Leaving out the pictures, transcribe all of the records faithfully.

Excerpt from a dataset:

•••

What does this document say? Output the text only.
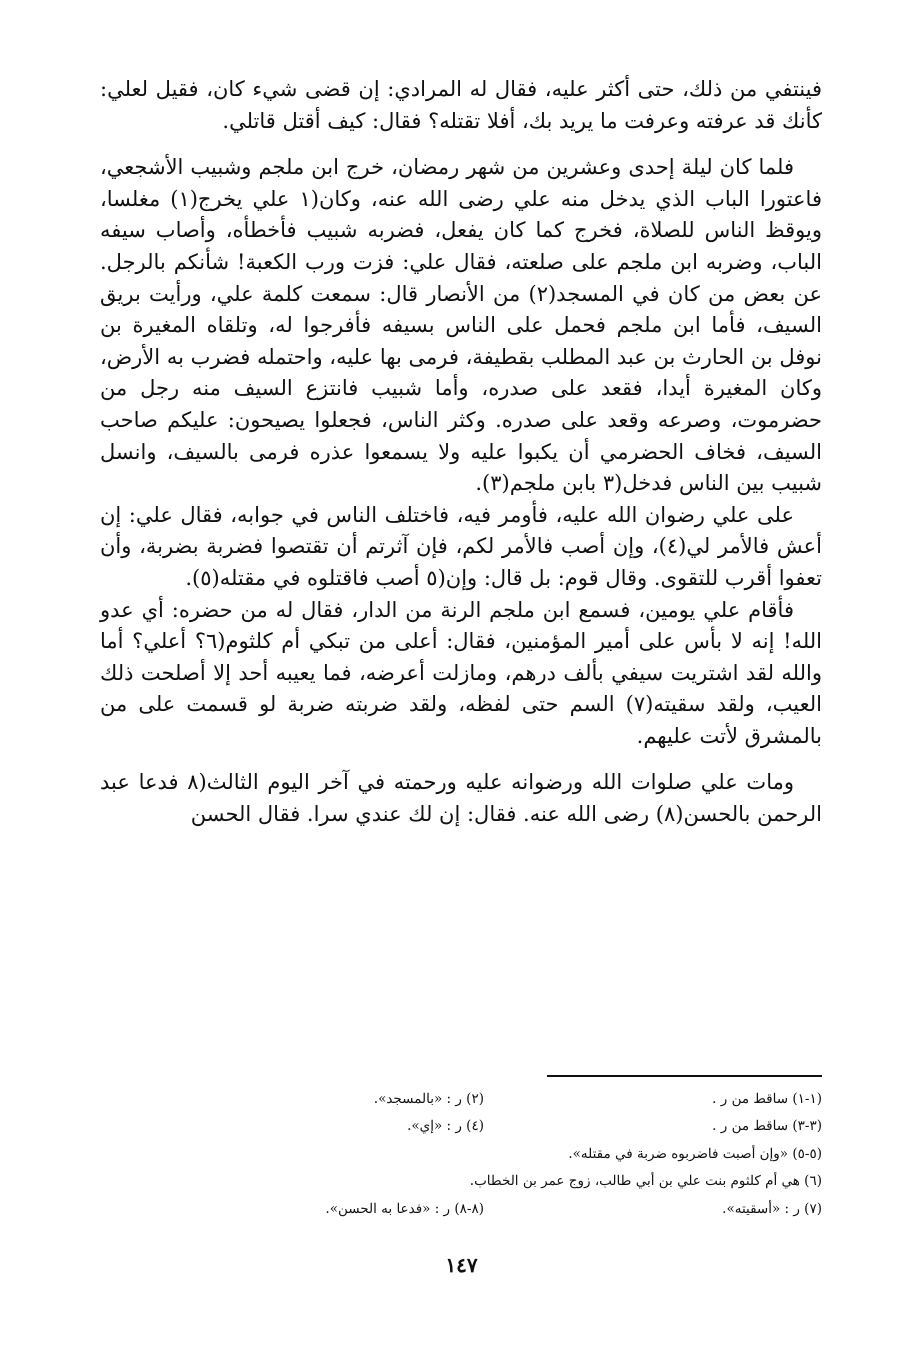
فينتفي من ذلك، حتى أكثر عليه، فقال له المرادي: إن قضى شيء كان، فقيل لعلي: كأنك قد عرفته وعرفت ما يريد بك، أفلا تقتله؟ فقال: كيف أقتل قاتلي.

فلما كان ليلة إحدى وعشرين من شهر رمضان، خرج ابن ملجم وشبيب الأشجعي، فاعتورا الباب الذي يدخل منه علي رضى الله عنه، وكان(١ علي يخرج(١) مغلسا، ويوقظ الناس للصلاة، فخرج كما كان يفعل، فضربه شبيب فأخطأه، وأصاب سيفه الباب، وضربه ابن ملجم على صلعته، فقال علي: فزت ورب الكعبة! شأنكم بالرجل. عن بعض من كان في المسجد(٢) من الأنصار قال: سمعت كلمة علي، ورأيت بريق السيف، فأما ابن ملجم فحمل على الناس بسيفه فأفرجوا له، وتلقاه المغيرة بن نوفل بن الحارث بن عبد المطلب بقطيفة، فرمى بها عليه، واحتمله فضرب به الأرض، وكان المغيرة أيدا، فقعد على صدره، وأما شبيب فانتزع السيف منه رجل من حضرموت، وصرعه وقعد على صدره. وكثر الناس، فجعلوا يصيحون: عليكم صاحب السيف، فخاف الحضرمي أن يكبوا عليه ولا يسمعوا عذره فرمى بالسيف، وانسل شبيب بين الناس فدخل(٣ بابن ملجم(٣).

على علي رضوان الله عليه، فأومر فيه، فاختلف الناس في جوابه، فقال علي: إن أعش فالأمر لي(٤)، وإن أصب فالأمر لكم، فإن آثرتم أن تقتصوا فضربة بضربة، وأن تعفوا أقرب للتقوى. وقال قوم: بل قال: وإن(٥ أصب فاقتلوه في مقتله(٥).

فأقام علي يومين، فسمع ابن ملجم الرنة من الدار، فقال له من حضره: أي عدو الله! إنه لا بأس على أمير المؤمنين، فقال: أعلى من تبكي أم كلثوم(٦؟ أعلي؟ أما والله لقد اشتريت سيفي بألف درهم، ومازلت أعرضه، فما يعيبه أحد إلا أصلحت ذلك العيب، ولقد سقيته(٧) السم حتى لفظه، ولقد ضربته ضربة لو قسمت على من بالمشرق لأتت عليهم.

ومات علي صلوات الله ورضوانه عليه ورحمته في آخر اليوم الثالث(٨ فدعا عبد الرحمن بالحسن(٨) رضى الله عنه. فقال: إن لك عندي سرا. فقال الحسن

(١-١) ساقط من ر .(٢) ر : «بالمسجد».
(٣-٣) ساقط من ر .(٤) ر : «إي».
(٥-٥) «وإن أصبت فاضربوه ضربة في مقتله».
(٦) هي أم كلثوم بنت علي بن أبي طالب، زوج عمر بن الخطاب.
(٧) ر : «أسقيته».(٨-٨) ر : «فدعا به الحسن».
١٤٧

•••

(Final result)
What does this document say? Output the text only.
فينتفي من ذلك، حتى أكثر عليه، فقال له المرادي: إن قضى شيء كان، فقيل لعلي: كأنك قد عرفته وعرفت ما يريد بك، أفلا تقتله؟ فقال: كيف أقتل قاتلي.

فلما كان ليلة إحدى وعشرين من شهر رمضان، خرج ابن ملجم وشبيب الأشجعي، فاعتورا الباب الذي يدخل منه علي رضى الله عنه، وكان(١ علي يخرج(١) مغلسا، ويوقظ الناس للصلاة، فخرج كما كان يفعل، فضربه شبيب فأخطأه، وأصاب سيفه الباب، وضربه ابن ملجم على صلعته، فقال علي: فزت ورب الكعبة! شأنكم بالرجل. عن بعض من كان في المسجد(٢) من الأنصار قال: سمعت كلمة علي، ورأيت بريق السيف، فأما ابن ملجم فحمل على الناس بسيفه فأفرجوا له، وتلقاه المغيرة بن نوفل بن الحارث بن عبد المطلب بقطيفة، فرمى بها عليه، واحتمله فضرب به الأرض، وكان المغيرة أيدا، فقعد على صدره، وأما شبيب فانتزع السيف منه رجل من حضرموت، وصرعه وقعد على صدره. وكثر الناس، فجعلوا يصيحون: عليكم صاحب السيف، فخاف الحضرمي أن يكبوا عليه ولا يسمعوا عذره فرمى بالسيف، وانسل شبيب بين الناس فدخل(٣ بابن ملجم(٣).

على علي رضوان الله عليه، فأومر فيه، فاختلف الناس في جوابه، فقال علي: إن أعش فالأمر لي(٤)، وإن أصب فالأمر لكم، فإن آثرتم أن تقتصوا فضربة بضربة، وأن تعفوا أقرب للتقوى. وقال قوم: بل قال: وإن(٥ أصب فاقتلوه في مقتله(٥).

فأقام علي يومين، فسمع ابن ملجم الرنة من الدار، فقال له من حضره: أي عدو الله! إنه لا بأس على أمير المؤمنين، فقال: أعلى من تبكي أم كلثوم(٦؟ أعلي؟ أما والله لقد اشتريت سيفي بألف درهم، ومازلت أعرضه، فما يعيبه أحد إلا أصلحت ذلك العيب، ولقد سقيته(٧) السم حتى لفظه، ولقد ضربته ضربة لو قسمت على من بالمشرق لأتت عليهم.

ومات علي صلوات الله ورضوانه عليه ورحمته في آخر اليوم الثالث(٨ فدعا عبد الرحمن بالحسن(٨) رضى الله عنه. فقال: إن لك عندي سرا. فقال الحسن

(١-١) ساقط من ر .(٢) ر : «بالمسجد».
(٣-٣) ساقط من ر .(٤) ر : «إي».
(٥-٥) «وإن أصبت فاضربوه ضربة في مقتله».
(٦) هي أم كلثوم بنت علي بن أبي طالب، زوج عمر بن الخطاب.
(٧) ر : «أسقيته».(٨-٨) ر : «فدعا به الحسن».
١٤٧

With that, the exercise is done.